-------- RECORDED INFORMATION --------

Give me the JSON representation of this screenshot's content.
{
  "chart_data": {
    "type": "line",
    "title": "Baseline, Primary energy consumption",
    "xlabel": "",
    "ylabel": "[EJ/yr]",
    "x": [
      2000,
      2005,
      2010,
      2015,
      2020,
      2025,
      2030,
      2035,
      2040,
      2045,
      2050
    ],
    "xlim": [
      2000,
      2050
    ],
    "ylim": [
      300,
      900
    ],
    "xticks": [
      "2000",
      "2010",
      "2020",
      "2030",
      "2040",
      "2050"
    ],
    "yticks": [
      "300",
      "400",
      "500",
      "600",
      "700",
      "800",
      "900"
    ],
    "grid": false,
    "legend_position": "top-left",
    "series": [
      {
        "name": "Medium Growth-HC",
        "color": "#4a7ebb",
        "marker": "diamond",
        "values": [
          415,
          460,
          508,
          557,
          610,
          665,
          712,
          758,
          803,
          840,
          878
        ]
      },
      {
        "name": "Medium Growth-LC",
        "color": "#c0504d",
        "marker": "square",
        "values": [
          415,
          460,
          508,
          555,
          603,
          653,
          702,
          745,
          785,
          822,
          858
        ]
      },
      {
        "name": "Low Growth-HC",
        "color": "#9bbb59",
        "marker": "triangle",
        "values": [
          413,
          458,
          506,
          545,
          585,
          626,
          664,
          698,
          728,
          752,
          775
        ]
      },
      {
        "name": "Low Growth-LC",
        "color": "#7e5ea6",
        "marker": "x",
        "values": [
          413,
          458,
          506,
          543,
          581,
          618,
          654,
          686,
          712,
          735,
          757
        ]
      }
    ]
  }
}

--------

__DESCRIPTION OF THE TASK__. Print the listing above in its entirety, with every line exact.

__ANSWER TO THE PROBLEM__.
Give me the JSON representation of this screenshot's content.
{
  "chart_data": {
    "type": "line",
    "title": "Baseline, Primary energy consumption",
    "xlabel": "",
    "ylabel": "[EJ/yr]",
    "x": [
      2000,
      2005,
      2010,
      2015,
      2020,
      2025,
      2030,
      2035,
      2040,
      2045,
      2050
    ],
    "xlim": [
      2000,
      2050
    ],
    "ylim": [
      300,
      900
    ],
    "xticks": [
      "2000",
      "2010",
      "2020",
      "2030",
      "2040",
      "2050"
    ],
    "yticks": [
      "300",
      "400",
      "500",
      "600",
      "700",
      "800",
      "900"
    ],
    "grid": false,
    "legend_position": "top-left",
    "series": [
      {
        "name": "Medium Growth-HC",
        "color": "#4a7ebb",
        "marker": "diamond",
        "values": [
          415,
          460,
          508,
          557,
          610,
          665,
          712,
          758,
          803,
          840,
          878
        ]
      },
      {
        "name": "Medium Growth-LC",
        "color": "#c0504d",
        "marker": "square",
        "values": [
          415,
          460,
          508,
          555,
          603,
          653,
          702,
          745,
          785,
          822,
          858
        ]
      },
      {
        "name": "Low Growth-HC",
        "color": "#9bbb59",
        "marker": "triangle",
        "values": [
          413,
          458,
          506,
          545,
          585,
          626,
          664,
          698,
          728,
          752,
          775
        ]
      },
      {
        "name": "Low Growth-LC",
        "color": "#7e5ea6",
        "marker": "x",
        "values": [
          413,
          458,
          506,
          543,
          581,
          618,
          654,
          686,
          712,
          735,
          757
        ]
      }
    ]
  }
}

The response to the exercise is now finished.